→ Task: Return each line holding the string "совсем".

→ Entries shown:
>>

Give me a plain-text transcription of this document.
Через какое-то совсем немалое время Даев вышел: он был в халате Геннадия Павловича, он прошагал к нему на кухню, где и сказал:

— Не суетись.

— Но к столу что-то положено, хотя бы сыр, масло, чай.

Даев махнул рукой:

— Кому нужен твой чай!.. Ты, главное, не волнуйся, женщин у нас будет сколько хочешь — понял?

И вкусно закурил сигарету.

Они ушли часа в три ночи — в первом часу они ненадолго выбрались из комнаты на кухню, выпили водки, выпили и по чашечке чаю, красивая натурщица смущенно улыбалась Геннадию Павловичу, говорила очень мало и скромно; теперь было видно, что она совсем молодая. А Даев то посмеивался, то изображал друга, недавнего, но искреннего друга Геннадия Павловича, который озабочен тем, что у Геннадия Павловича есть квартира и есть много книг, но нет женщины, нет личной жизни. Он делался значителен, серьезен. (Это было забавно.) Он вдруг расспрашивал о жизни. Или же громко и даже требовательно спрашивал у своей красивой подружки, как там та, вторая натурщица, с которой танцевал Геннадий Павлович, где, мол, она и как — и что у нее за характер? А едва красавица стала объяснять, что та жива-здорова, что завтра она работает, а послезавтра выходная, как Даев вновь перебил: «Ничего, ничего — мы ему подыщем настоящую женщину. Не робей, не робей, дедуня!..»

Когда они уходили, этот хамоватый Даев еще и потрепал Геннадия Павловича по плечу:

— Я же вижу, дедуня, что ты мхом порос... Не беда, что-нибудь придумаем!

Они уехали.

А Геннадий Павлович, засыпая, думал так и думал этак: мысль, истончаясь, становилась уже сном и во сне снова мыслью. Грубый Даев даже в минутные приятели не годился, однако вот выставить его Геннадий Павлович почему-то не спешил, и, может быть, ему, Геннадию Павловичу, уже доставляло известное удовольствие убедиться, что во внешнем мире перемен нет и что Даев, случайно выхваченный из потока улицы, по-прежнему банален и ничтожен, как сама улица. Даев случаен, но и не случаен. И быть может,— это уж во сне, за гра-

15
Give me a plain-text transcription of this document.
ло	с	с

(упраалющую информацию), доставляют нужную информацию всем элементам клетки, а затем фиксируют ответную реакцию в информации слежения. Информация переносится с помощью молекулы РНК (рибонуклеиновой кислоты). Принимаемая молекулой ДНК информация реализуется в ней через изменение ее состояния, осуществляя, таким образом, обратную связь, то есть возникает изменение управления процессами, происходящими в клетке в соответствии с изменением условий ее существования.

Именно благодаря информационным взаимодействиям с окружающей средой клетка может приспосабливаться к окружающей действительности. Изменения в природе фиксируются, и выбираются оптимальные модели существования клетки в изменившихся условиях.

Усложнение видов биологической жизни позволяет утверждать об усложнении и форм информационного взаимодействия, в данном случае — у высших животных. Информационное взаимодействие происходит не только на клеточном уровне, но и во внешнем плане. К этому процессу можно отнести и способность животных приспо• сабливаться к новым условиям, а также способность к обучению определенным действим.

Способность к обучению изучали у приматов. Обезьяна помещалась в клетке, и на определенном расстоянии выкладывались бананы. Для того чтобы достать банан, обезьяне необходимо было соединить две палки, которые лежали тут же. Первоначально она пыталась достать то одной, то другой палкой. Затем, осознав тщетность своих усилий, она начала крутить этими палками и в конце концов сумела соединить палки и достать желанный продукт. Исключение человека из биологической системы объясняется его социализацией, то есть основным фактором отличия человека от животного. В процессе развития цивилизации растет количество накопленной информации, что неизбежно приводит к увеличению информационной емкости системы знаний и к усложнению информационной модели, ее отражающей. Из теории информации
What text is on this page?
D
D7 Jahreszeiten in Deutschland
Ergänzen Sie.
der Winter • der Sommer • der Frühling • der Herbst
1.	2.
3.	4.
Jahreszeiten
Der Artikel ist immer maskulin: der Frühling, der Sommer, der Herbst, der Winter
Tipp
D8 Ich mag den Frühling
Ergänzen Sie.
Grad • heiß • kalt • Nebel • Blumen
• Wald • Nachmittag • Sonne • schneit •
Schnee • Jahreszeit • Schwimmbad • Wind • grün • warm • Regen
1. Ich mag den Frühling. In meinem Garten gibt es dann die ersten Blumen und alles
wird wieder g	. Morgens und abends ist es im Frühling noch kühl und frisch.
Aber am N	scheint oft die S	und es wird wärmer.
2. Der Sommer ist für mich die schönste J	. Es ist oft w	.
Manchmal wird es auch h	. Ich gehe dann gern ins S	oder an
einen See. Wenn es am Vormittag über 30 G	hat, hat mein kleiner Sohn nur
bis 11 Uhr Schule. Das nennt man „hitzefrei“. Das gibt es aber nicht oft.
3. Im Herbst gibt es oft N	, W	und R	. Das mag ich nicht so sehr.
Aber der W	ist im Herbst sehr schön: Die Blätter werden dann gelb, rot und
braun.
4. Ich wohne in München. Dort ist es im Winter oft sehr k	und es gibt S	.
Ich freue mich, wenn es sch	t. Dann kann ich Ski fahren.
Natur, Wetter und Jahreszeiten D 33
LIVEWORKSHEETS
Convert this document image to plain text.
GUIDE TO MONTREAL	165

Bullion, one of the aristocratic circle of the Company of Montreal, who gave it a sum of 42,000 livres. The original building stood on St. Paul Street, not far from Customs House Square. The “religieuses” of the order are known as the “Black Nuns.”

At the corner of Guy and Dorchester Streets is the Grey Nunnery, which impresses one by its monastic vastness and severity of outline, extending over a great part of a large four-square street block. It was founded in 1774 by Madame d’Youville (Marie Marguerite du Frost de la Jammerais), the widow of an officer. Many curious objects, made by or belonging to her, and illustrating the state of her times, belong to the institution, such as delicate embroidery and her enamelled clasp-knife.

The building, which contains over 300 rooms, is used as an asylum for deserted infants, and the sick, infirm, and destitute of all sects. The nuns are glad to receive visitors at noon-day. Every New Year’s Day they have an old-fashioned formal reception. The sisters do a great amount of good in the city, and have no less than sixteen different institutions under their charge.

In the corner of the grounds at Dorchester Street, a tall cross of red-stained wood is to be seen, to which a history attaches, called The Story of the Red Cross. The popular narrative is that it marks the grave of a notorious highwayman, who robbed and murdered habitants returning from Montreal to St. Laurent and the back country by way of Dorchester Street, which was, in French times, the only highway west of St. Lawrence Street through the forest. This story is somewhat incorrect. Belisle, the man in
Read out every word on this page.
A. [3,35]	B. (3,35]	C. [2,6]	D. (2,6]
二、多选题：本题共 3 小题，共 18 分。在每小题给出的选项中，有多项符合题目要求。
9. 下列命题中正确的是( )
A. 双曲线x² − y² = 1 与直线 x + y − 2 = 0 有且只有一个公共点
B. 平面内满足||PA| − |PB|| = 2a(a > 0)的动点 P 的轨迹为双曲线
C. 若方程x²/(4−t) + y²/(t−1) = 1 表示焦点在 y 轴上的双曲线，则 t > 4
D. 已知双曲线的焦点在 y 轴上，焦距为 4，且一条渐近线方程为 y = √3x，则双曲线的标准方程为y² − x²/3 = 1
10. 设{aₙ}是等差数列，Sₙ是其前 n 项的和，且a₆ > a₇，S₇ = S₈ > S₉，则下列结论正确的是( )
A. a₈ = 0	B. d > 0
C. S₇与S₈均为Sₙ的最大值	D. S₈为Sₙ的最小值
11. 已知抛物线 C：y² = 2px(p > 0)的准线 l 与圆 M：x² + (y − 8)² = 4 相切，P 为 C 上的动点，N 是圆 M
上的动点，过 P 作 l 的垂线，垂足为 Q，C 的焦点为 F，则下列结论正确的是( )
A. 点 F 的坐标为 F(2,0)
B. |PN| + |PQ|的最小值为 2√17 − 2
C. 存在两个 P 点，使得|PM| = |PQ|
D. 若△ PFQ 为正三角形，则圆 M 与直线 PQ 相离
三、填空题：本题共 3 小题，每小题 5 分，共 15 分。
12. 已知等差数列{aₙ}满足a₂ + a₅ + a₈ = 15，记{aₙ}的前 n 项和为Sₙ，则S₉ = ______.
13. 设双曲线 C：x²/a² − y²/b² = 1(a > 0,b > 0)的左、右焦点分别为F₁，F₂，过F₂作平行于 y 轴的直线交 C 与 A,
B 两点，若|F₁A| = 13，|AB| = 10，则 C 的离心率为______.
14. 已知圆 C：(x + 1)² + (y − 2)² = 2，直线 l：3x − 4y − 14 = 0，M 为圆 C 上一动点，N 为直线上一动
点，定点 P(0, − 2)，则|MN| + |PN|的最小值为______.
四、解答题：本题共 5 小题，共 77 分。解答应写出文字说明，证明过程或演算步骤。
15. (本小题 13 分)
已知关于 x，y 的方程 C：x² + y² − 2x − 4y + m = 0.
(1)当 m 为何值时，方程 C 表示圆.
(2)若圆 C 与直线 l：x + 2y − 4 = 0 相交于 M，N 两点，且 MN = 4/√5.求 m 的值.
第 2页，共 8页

<<

→ The solution:
Через какое-то совсем немалое время Даев вышел: он был в халате Геннадия Павловича, он прошагал к нему на кухню, где и сказал:
Они ушли часа в три ночи — в первом часу они ненадолго выбрались из комнаты на кухню, выпили водки, выпили и по чашечке чаю, красивая натурщица смущенно улыбалась Геннадию Павловичу, говорила очень мало и скромно; теперь было видно, что она совсем молодая. А Даев то посмеивался, то изображал друга, недавнего, но искреннего друга Геннадия Павловича, который озабочен тем, что у Геннадия Павловича есть квартира и есть много книг, но нет женщины, нет личной жизни. Он делался значителен, серьезен. (Это было забавно.) Он вдруг расспрашивал о жизни. Или же громко и даже требовательно спрашивал у своей красивой подружки, как там та, вторая натурщица, с которой танцевал Геннадий Павлович, где, мол, она и как — и что у нее за характер? А едва красавица стала объяснять, что та жива-здорова, что завтра она работает, а послезавтра выходная, как Даев вновь перебил: «Ничего, ничего — мы ему подыщем настоящую женщину. Не робей, не робей, дедуня!..»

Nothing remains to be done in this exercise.